PROBLEM DETAILS =
In the data below, find every line that has the string "JSON", and copy it.

Dataset records =
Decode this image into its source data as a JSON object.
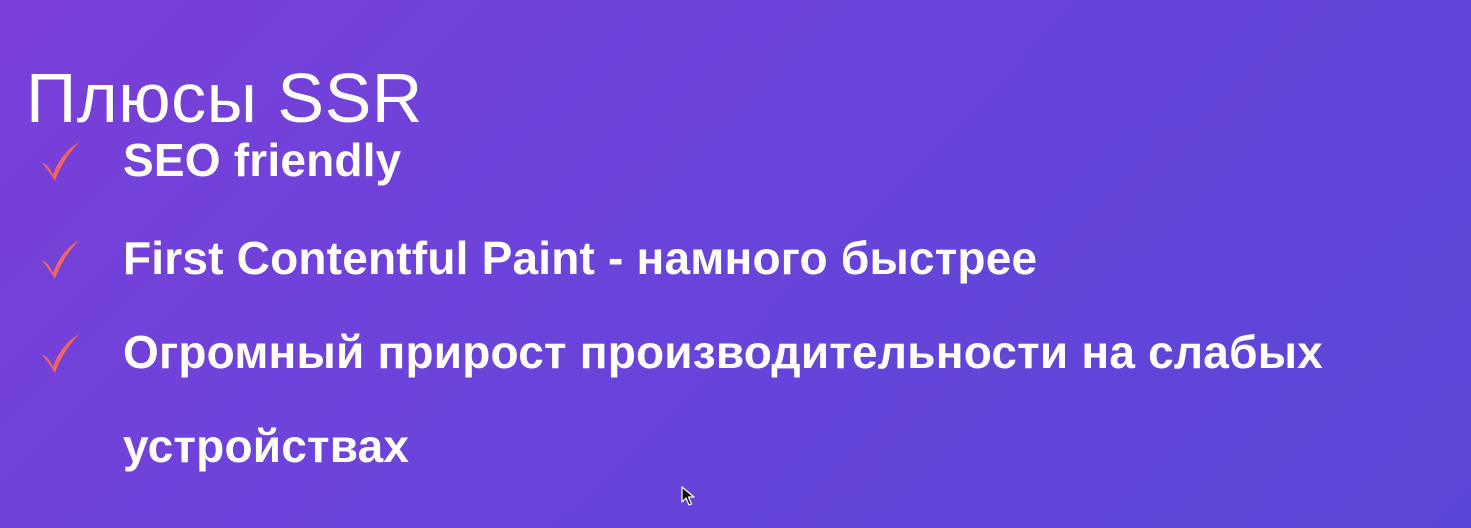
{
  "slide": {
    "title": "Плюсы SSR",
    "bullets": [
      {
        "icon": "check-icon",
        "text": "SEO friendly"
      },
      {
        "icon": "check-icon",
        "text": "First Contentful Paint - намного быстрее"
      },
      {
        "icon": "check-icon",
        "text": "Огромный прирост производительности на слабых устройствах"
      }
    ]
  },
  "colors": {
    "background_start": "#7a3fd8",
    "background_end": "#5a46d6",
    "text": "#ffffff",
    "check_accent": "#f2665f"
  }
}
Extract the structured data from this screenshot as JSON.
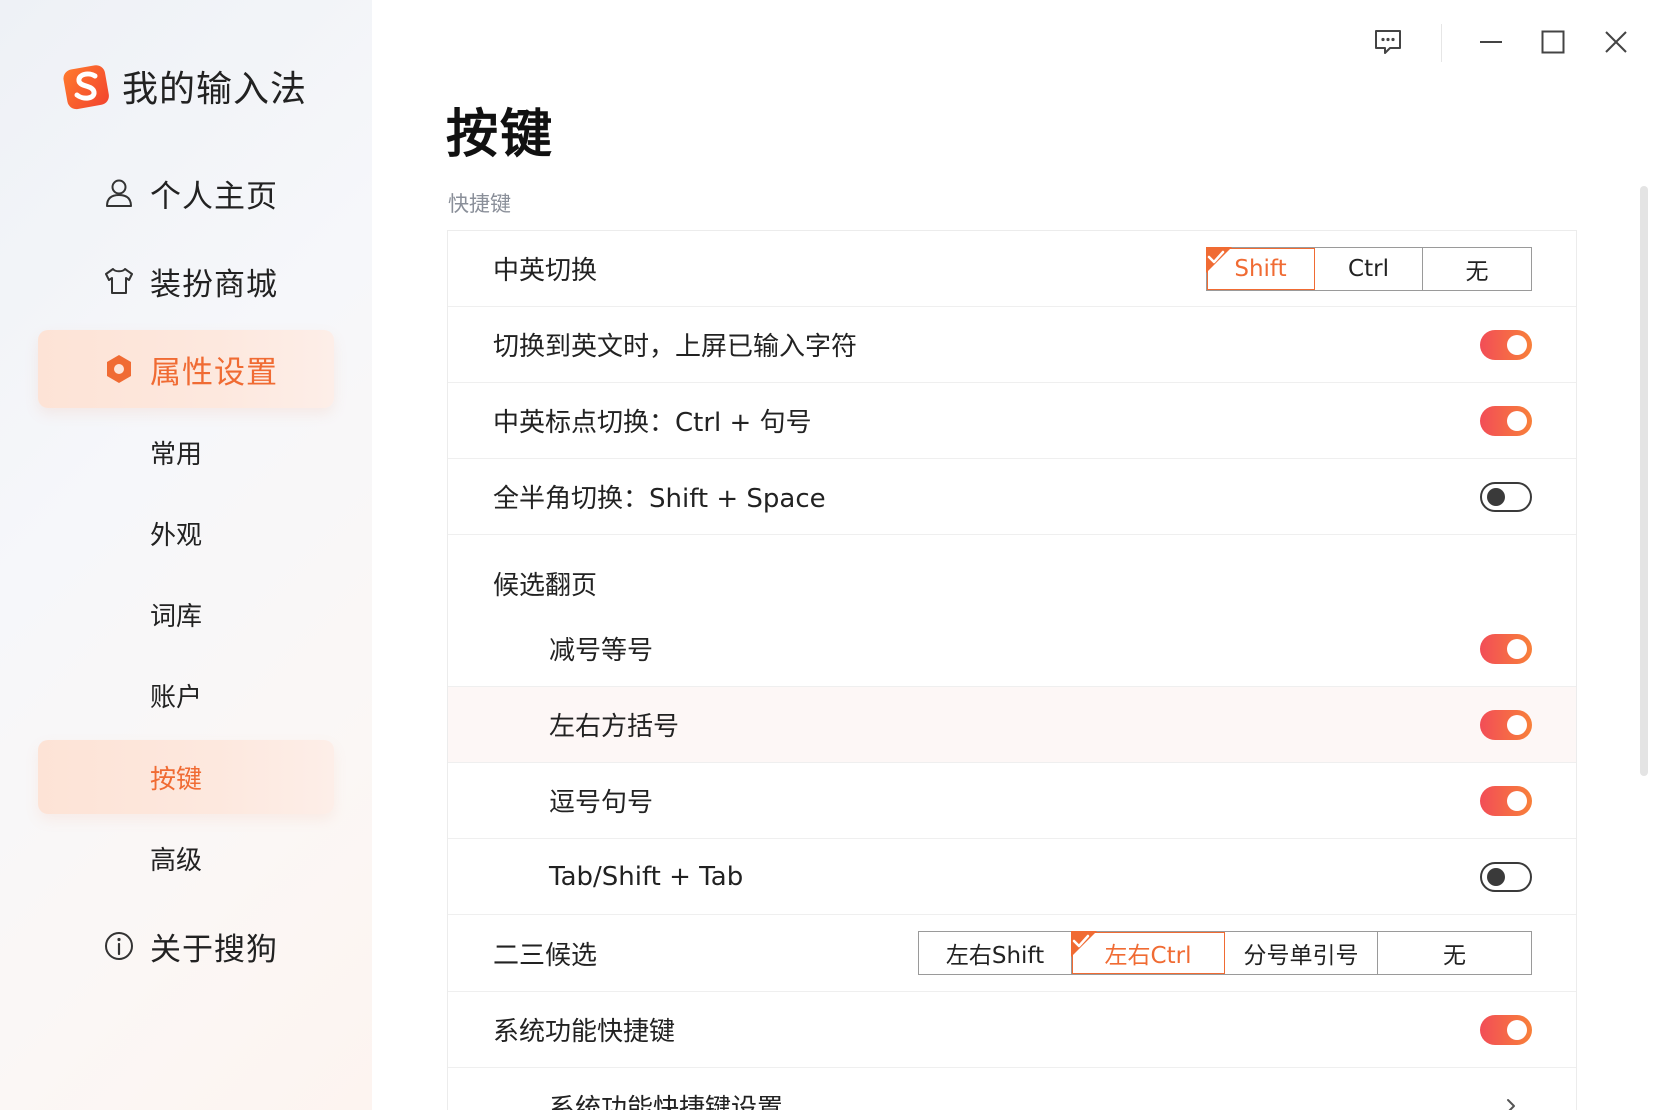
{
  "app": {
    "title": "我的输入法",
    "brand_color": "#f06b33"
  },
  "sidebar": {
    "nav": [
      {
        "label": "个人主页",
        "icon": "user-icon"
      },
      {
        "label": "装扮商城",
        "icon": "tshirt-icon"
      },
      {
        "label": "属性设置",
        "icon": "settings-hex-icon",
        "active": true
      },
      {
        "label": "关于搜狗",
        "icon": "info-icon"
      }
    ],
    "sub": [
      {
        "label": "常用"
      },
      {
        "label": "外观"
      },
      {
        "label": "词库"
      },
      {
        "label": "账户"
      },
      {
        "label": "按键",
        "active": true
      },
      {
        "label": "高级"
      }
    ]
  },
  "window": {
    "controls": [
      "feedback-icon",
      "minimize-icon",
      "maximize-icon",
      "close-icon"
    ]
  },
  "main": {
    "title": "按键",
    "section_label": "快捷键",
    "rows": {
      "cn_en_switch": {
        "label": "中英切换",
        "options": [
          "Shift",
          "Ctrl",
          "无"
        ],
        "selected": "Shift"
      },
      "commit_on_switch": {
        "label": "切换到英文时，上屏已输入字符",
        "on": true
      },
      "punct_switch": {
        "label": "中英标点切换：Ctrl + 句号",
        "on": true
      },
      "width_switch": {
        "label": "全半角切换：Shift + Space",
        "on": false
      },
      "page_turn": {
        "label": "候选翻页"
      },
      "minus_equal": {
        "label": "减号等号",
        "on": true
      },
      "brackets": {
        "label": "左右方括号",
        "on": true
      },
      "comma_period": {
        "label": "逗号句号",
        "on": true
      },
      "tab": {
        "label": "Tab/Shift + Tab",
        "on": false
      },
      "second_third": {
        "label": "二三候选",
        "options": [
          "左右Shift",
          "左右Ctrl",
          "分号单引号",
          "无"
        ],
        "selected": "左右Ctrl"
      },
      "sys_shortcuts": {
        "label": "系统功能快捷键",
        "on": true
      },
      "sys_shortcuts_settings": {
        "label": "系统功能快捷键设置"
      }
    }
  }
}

RESPONSE TO THE TASK =
Decode this image into its source data as a JSON object.
Extract the structured data from this screenshot as JSON.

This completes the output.